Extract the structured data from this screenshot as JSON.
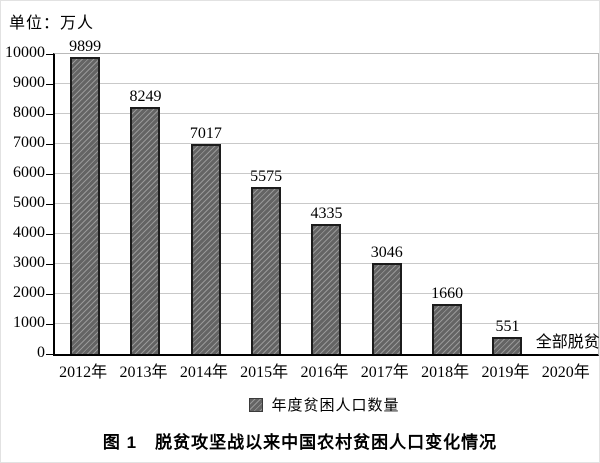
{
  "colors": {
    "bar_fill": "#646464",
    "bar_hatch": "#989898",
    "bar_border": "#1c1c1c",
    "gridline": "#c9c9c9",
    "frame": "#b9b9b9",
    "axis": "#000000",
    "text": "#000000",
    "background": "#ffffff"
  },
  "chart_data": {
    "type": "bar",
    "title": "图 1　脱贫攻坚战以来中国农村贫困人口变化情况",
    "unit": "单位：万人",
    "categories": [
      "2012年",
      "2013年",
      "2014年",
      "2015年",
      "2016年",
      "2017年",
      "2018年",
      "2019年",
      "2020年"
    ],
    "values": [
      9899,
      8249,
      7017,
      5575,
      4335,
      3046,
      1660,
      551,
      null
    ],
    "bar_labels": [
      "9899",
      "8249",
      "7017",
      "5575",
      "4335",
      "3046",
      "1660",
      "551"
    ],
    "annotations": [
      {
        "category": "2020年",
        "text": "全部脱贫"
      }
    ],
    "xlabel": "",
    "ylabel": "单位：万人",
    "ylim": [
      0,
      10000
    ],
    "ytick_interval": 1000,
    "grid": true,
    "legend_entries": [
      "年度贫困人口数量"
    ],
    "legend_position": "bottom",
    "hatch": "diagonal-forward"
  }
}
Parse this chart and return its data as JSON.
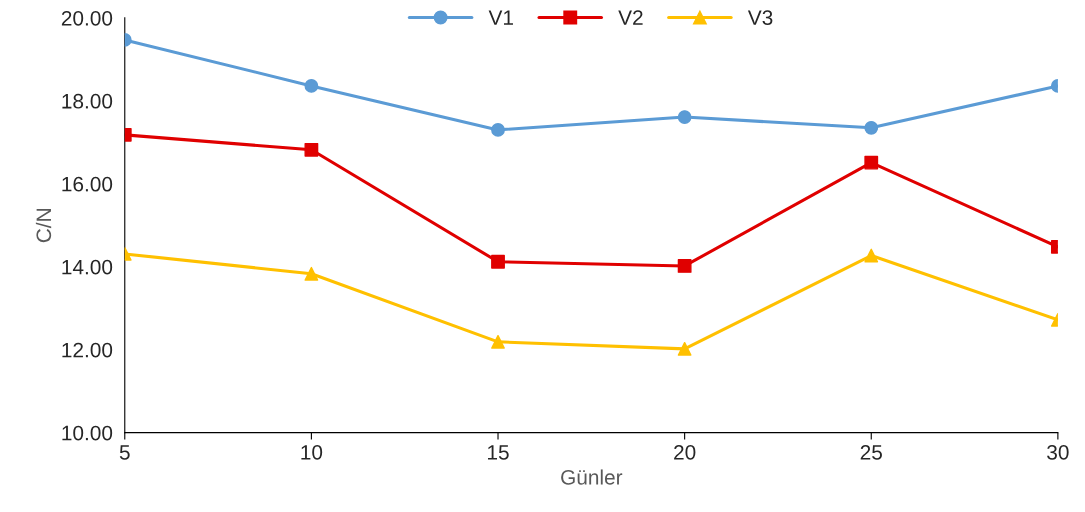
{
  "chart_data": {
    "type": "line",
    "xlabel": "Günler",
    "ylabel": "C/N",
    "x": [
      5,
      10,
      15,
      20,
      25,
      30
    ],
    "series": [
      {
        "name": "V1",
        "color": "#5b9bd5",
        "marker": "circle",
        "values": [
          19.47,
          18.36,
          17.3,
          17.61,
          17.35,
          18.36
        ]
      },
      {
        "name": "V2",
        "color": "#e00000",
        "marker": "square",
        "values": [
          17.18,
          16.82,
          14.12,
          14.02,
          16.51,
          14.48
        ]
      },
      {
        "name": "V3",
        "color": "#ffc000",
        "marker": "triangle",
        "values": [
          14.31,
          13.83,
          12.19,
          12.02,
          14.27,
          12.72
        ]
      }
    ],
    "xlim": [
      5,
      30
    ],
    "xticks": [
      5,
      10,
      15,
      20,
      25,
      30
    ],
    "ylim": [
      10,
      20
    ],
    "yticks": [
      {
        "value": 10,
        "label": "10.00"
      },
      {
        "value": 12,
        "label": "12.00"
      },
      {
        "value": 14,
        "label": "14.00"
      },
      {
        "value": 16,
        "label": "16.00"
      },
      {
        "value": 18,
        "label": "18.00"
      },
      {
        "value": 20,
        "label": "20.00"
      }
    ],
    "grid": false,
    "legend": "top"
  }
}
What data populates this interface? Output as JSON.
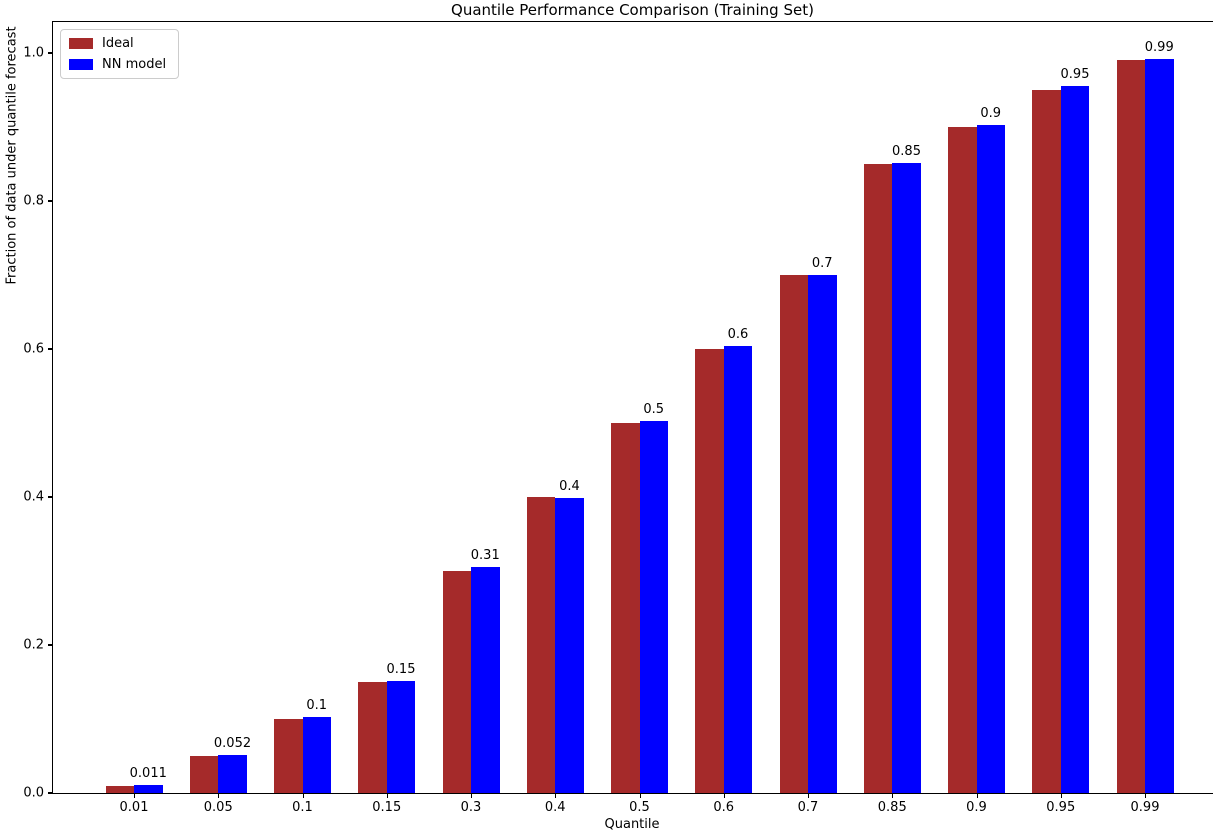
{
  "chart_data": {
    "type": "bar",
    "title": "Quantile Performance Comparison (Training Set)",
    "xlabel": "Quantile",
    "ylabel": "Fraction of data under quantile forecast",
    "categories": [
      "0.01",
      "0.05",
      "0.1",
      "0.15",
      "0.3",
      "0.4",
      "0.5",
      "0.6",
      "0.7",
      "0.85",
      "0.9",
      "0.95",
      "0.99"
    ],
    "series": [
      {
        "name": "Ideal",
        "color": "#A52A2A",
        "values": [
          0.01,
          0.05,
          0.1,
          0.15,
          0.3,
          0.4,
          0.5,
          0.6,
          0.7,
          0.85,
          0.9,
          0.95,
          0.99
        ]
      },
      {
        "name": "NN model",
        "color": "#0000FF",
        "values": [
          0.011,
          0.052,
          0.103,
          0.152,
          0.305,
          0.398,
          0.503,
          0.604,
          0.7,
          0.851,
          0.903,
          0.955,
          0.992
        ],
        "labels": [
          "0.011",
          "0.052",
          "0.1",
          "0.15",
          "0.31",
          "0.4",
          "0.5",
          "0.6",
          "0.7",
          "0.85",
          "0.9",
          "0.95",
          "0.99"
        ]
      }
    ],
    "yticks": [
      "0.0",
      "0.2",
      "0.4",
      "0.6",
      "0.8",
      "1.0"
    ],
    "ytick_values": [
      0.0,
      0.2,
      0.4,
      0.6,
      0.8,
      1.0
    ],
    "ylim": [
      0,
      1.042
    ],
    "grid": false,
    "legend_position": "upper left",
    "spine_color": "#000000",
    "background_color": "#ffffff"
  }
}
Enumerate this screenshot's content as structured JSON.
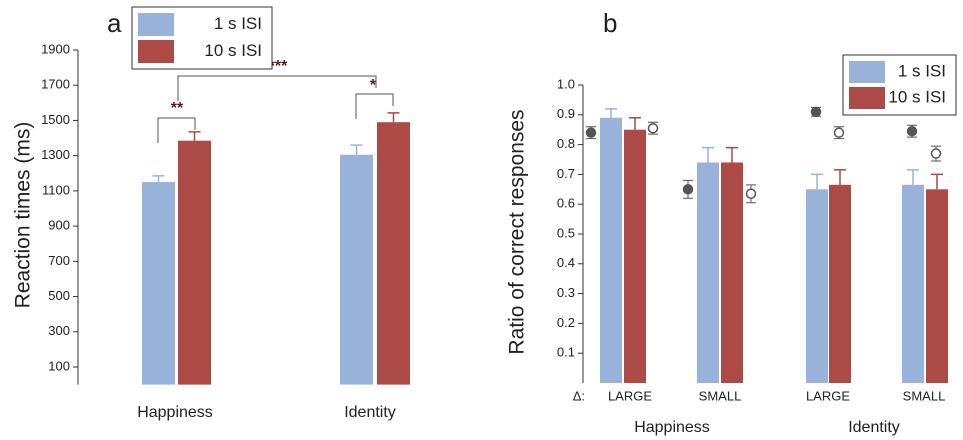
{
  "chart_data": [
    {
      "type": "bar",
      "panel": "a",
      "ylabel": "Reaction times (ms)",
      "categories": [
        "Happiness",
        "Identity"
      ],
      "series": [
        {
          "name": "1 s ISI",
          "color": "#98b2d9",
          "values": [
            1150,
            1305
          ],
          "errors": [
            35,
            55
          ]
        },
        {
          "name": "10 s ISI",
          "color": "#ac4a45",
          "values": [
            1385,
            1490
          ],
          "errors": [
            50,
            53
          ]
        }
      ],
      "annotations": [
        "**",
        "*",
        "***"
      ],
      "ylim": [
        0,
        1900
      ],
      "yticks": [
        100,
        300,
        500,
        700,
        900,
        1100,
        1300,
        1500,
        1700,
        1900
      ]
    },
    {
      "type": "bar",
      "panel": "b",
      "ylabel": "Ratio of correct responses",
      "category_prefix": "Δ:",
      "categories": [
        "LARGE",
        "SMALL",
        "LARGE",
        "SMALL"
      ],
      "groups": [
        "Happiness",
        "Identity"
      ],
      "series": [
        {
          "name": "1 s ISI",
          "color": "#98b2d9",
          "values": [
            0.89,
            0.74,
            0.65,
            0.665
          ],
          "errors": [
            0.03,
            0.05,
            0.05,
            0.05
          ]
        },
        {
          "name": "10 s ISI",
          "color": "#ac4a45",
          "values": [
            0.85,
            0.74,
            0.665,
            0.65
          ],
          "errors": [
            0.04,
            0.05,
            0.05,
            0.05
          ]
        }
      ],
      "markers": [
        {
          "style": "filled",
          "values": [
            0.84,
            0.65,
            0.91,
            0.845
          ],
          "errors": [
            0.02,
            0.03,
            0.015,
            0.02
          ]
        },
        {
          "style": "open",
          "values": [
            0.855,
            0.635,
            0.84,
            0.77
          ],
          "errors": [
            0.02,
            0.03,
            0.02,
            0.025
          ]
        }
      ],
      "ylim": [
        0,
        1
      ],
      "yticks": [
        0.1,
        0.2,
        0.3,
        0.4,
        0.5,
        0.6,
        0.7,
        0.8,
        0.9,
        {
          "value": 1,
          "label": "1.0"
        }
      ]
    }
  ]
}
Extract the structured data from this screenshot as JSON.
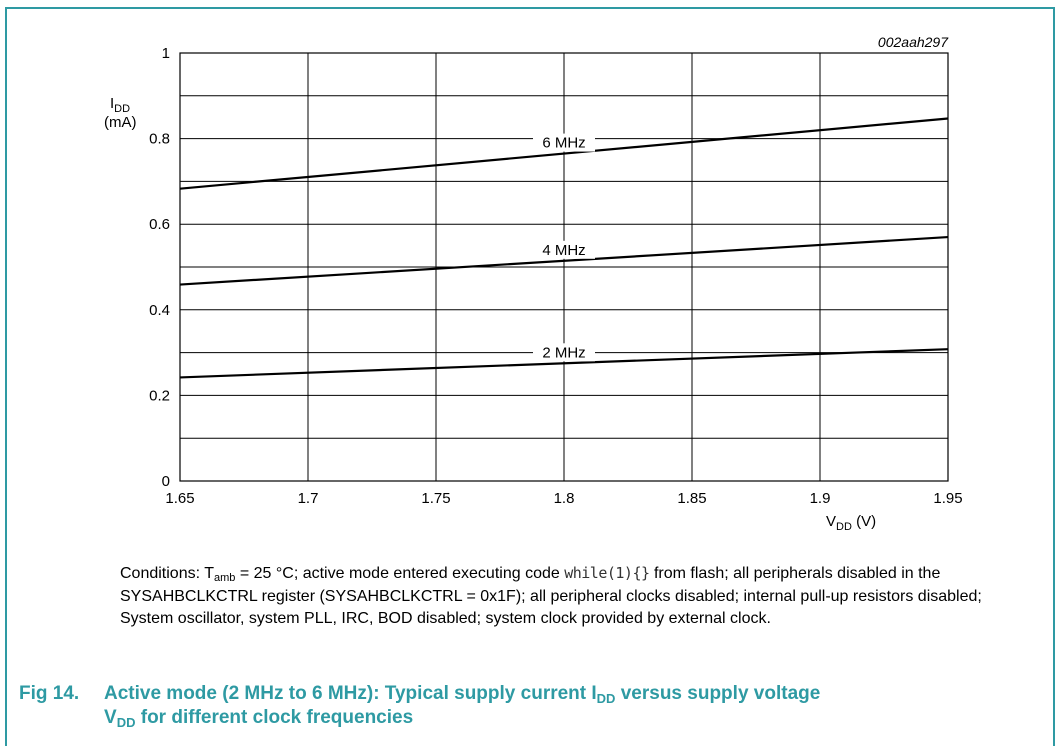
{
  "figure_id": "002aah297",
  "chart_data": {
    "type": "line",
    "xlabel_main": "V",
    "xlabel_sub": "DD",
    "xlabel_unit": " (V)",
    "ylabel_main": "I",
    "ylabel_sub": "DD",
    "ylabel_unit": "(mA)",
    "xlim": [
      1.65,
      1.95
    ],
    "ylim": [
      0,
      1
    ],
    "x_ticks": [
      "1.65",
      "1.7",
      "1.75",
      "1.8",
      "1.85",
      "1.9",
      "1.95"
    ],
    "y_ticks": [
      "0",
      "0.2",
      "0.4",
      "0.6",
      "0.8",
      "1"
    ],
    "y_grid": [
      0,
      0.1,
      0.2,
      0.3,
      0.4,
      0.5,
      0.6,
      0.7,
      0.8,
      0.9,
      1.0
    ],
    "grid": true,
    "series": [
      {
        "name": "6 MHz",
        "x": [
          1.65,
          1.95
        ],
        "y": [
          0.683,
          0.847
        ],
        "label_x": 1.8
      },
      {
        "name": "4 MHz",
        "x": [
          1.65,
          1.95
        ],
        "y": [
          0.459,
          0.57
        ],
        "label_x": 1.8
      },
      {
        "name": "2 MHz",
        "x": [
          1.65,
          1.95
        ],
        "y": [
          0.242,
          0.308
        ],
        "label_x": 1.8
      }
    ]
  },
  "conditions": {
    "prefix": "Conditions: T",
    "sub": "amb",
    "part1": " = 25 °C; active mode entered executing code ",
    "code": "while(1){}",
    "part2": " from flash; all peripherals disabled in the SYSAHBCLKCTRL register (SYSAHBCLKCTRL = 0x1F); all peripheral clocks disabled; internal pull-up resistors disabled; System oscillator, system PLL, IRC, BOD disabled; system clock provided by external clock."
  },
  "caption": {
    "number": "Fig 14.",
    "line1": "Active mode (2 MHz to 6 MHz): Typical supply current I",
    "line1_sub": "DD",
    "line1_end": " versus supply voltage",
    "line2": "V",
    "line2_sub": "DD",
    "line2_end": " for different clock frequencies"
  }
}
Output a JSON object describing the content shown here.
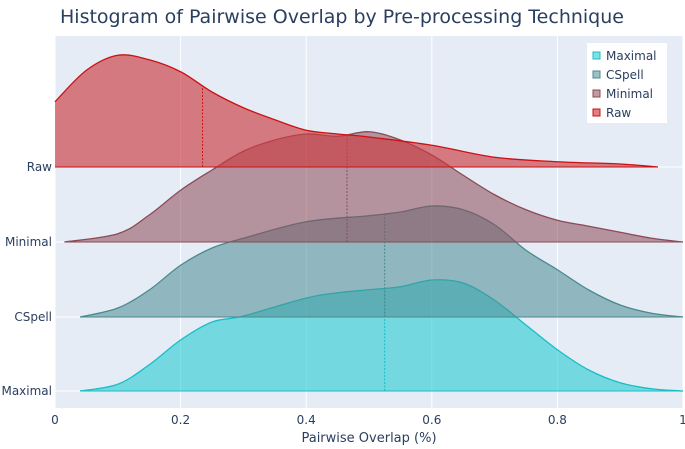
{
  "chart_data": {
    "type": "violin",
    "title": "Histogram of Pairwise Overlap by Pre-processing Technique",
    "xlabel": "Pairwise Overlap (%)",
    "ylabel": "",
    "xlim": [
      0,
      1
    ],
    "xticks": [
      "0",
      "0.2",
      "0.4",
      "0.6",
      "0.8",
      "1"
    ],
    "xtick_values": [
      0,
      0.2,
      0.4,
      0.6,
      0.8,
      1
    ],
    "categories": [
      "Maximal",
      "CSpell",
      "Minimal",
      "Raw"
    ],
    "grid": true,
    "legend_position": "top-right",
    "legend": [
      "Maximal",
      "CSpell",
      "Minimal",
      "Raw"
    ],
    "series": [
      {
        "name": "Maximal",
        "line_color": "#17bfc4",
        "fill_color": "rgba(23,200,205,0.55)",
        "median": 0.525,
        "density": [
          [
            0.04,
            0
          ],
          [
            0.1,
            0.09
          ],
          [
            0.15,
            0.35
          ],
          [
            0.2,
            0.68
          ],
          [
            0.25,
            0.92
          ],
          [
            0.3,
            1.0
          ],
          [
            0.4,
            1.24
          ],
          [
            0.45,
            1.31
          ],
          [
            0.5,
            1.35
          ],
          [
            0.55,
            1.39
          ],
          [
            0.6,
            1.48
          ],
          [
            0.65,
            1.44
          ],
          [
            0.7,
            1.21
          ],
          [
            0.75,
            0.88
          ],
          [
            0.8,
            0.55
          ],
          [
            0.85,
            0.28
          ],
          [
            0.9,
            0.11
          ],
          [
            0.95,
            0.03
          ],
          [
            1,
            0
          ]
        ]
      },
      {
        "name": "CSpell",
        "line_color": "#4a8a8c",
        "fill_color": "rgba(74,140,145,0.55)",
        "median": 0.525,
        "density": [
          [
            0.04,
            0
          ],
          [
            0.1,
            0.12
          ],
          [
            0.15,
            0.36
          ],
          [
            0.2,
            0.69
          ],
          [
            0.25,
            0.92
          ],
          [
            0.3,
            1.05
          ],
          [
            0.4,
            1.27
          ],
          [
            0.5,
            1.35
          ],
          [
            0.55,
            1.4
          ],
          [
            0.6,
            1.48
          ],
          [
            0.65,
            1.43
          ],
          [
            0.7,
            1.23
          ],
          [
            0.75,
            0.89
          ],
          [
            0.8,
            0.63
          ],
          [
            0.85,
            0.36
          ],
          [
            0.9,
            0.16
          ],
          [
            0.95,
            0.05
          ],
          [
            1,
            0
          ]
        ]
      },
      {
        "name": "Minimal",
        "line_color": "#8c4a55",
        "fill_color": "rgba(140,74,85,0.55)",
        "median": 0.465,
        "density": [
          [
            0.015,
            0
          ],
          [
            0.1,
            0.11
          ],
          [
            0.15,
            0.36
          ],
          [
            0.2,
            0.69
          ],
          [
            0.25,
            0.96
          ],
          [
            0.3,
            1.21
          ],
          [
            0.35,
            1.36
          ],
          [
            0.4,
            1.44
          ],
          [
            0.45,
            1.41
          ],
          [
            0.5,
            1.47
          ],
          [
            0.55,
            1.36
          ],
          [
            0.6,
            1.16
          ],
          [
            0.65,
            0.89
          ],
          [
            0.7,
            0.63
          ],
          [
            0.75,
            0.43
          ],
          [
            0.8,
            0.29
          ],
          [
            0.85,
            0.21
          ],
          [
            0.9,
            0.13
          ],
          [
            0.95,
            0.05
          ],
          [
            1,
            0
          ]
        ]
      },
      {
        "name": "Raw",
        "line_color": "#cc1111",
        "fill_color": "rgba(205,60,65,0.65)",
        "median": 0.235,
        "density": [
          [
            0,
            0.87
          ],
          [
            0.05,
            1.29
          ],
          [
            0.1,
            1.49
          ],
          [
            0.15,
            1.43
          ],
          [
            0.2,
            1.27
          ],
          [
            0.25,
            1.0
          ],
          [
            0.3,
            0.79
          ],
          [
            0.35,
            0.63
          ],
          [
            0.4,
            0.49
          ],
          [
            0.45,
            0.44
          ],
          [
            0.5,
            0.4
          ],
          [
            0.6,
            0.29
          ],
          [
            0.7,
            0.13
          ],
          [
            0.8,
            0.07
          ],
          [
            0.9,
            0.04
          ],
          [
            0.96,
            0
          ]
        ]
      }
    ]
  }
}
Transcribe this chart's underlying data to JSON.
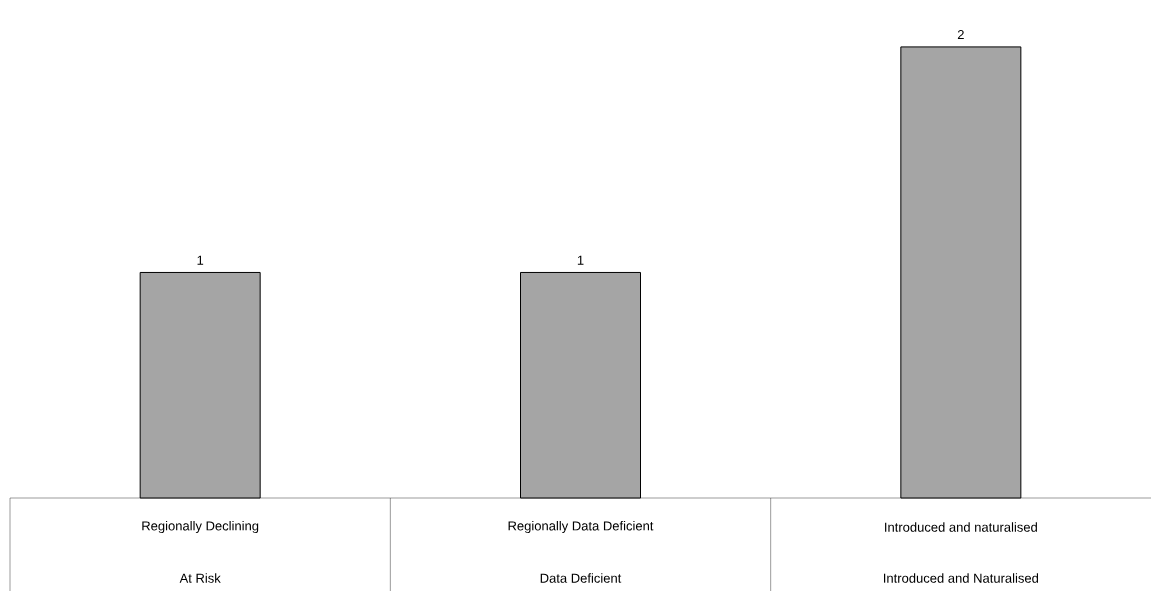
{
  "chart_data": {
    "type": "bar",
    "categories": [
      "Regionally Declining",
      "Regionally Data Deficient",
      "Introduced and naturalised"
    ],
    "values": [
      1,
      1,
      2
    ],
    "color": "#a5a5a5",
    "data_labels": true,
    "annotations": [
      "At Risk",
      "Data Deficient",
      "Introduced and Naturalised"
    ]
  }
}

◆ Prompt
In the records above, how many lines include "clock"? Give that number and nothing more.

◆ Exercise output
2